>> Start Data provided

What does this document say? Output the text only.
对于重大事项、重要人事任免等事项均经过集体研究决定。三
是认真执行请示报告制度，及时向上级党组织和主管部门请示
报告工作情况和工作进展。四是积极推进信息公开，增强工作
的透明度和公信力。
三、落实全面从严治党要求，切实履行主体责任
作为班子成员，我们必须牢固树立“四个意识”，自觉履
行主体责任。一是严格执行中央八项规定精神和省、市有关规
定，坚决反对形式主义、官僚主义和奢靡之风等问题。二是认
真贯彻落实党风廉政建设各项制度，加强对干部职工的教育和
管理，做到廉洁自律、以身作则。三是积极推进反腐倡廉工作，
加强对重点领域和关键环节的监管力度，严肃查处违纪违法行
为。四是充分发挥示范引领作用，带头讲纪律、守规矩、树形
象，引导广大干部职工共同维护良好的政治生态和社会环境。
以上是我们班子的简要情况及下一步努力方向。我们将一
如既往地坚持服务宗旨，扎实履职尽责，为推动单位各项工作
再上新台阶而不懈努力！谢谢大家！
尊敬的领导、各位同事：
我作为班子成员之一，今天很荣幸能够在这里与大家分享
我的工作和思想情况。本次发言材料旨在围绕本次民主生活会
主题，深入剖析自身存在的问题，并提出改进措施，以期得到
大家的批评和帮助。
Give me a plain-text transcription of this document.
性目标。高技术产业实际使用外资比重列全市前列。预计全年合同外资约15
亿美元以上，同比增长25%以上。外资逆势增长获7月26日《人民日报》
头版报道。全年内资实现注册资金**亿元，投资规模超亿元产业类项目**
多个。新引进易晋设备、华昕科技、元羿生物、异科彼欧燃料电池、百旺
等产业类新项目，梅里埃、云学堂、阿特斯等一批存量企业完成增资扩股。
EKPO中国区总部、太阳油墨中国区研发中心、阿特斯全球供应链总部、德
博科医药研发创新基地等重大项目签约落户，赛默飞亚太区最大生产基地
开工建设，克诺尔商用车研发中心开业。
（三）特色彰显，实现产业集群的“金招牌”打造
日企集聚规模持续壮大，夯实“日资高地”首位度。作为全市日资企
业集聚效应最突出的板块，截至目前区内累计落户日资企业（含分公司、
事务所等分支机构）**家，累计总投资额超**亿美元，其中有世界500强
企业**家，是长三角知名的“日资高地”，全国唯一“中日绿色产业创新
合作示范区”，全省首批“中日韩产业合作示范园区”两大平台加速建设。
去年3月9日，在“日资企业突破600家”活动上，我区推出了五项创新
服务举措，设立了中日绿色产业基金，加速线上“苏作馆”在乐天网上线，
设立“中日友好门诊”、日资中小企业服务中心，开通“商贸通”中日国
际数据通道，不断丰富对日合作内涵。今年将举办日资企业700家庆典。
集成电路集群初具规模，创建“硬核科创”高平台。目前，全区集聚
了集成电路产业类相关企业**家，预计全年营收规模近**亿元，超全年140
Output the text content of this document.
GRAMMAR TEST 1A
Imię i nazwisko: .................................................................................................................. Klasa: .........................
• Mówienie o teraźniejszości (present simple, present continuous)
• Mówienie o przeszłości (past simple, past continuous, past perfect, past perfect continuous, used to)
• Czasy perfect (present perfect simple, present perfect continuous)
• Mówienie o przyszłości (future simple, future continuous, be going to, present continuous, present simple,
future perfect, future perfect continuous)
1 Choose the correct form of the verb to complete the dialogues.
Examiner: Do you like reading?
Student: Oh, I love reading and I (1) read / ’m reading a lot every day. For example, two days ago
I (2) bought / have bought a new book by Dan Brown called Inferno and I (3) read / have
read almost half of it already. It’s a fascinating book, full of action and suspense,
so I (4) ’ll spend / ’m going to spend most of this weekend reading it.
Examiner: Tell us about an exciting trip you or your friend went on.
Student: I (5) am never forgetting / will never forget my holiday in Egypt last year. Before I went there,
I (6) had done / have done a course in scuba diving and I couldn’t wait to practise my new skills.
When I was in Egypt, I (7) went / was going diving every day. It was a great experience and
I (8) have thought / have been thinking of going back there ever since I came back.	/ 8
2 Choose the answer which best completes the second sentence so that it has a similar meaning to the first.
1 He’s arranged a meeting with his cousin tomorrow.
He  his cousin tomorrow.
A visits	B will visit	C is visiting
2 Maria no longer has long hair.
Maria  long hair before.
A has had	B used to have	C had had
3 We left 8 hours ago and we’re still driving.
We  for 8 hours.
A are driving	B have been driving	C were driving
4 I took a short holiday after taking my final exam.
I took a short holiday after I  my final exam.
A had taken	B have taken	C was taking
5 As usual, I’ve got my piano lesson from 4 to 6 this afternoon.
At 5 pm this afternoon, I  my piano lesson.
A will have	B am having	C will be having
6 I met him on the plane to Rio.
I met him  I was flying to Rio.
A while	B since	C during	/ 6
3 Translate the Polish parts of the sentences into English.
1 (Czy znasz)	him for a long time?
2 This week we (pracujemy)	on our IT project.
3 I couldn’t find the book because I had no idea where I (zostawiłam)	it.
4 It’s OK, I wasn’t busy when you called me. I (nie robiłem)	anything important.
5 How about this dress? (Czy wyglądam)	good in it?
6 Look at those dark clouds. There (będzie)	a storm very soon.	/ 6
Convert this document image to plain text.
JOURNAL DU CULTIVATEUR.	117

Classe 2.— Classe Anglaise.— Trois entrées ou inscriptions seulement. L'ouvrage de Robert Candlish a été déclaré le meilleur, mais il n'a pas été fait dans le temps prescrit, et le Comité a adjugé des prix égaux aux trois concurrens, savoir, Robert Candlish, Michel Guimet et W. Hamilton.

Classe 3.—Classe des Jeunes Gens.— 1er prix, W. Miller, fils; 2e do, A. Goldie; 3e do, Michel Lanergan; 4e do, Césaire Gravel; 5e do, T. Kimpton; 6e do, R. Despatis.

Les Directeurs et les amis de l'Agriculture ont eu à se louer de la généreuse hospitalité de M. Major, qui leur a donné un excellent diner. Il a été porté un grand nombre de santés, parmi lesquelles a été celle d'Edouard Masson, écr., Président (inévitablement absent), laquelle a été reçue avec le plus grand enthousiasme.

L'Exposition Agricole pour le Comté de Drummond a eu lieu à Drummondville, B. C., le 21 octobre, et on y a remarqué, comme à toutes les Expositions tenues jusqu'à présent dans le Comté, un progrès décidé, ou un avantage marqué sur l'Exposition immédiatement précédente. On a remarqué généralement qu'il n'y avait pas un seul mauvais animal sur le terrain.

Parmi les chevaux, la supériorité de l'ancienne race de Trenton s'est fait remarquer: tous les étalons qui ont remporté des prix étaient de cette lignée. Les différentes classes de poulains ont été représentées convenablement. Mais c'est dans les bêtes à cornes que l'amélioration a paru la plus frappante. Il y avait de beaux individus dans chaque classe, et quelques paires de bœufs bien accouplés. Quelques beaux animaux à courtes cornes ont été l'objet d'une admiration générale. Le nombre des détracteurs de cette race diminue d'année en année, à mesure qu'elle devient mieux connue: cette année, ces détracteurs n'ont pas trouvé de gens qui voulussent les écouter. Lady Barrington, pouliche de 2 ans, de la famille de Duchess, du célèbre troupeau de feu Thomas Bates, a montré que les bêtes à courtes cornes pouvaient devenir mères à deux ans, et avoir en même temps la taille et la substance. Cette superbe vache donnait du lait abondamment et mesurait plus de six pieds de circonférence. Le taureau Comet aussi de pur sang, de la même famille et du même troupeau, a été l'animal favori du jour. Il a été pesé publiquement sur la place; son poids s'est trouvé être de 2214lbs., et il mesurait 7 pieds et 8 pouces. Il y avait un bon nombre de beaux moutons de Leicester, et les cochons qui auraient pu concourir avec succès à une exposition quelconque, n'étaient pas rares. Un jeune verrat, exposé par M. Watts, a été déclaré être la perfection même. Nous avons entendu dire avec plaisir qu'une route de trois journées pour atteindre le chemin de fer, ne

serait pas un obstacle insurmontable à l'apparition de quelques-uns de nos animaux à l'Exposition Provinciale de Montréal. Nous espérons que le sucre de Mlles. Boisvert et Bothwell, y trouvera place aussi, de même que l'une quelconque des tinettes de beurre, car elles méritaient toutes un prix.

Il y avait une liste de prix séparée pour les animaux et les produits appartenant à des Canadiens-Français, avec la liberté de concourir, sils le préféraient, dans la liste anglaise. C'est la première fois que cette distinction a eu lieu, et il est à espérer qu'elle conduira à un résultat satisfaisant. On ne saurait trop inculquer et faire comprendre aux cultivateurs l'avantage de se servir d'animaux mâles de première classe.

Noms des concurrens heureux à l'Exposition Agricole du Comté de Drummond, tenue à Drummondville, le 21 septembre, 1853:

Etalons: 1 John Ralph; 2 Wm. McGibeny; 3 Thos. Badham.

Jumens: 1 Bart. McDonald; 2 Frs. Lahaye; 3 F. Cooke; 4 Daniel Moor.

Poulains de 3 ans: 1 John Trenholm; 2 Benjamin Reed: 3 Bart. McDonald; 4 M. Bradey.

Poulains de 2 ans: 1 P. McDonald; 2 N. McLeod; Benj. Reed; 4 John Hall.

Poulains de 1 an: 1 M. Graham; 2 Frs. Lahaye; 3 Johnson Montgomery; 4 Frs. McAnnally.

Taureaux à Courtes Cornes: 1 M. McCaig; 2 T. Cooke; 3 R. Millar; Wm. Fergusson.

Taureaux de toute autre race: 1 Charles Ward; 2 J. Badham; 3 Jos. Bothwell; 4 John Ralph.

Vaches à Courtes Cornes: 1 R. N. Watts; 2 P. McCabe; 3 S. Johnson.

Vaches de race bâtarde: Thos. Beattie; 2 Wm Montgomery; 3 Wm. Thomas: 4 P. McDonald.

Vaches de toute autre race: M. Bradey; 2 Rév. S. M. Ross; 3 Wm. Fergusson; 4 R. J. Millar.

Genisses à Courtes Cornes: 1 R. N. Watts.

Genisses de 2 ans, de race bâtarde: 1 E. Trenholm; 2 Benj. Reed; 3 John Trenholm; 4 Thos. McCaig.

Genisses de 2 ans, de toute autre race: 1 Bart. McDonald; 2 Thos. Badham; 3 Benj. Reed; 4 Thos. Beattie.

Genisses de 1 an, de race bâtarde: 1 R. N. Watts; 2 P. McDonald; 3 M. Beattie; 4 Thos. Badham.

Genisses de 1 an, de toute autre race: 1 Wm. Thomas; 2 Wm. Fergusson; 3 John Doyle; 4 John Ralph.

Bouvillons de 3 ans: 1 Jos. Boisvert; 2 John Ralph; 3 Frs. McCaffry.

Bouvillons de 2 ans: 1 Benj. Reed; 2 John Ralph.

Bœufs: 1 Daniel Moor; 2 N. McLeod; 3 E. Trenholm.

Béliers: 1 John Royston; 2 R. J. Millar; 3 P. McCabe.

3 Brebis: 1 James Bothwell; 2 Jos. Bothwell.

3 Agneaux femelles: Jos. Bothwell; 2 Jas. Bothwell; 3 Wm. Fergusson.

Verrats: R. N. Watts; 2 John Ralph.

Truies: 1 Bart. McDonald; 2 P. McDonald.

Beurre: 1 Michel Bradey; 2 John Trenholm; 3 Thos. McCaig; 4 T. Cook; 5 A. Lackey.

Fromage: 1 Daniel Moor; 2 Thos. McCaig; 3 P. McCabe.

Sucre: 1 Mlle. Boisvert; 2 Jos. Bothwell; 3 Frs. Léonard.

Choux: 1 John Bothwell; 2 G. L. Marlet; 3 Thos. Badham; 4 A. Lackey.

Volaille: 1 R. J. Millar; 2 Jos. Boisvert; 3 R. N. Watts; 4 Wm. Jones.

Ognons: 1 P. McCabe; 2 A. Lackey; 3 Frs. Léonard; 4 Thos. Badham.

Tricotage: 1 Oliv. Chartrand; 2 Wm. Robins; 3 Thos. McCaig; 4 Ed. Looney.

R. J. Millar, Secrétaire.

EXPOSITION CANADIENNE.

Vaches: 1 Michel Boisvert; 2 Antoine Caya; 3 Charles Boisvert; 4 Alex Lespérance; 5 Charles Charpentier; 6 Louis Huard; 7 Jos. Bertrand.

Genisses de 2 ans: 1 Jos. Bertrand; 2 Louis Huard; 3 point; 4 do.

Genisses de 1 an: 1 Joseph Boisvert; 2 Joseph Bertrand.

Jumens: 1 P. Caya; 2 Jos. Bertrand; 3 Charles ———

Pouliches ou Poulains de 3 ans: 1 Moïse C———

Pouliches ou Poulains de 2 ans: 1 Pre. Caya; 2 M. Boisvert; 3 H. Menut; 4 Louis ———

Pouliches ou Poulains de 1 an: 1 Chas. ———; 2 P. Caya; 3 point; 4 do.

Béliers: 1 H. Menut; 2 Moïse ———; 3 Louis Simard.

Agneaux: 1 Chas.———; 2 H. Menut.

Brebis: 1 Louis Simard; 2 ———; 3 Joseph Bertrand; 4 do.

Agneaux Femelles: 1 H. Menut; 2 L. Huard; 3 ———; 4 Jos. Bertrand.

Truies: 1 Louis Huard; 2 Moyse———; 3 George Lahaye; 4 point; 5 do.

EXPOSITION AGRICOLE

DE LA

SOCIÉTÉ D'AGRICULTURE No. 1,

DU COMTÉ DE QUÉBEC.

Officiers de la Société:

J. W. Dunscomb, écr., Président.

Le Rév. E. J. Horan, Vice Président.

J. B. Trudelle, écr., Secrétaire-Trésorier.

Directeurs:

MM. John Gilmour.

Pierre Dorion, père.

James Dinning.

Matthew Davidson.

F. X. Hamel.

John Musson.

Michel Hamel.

>> End Data provided

### Problem details
Using the records given above, list every line that includes the word "final".

### In response
4 I took a short holiday after taking my final exam.
I took a short holiday after I  my final exam.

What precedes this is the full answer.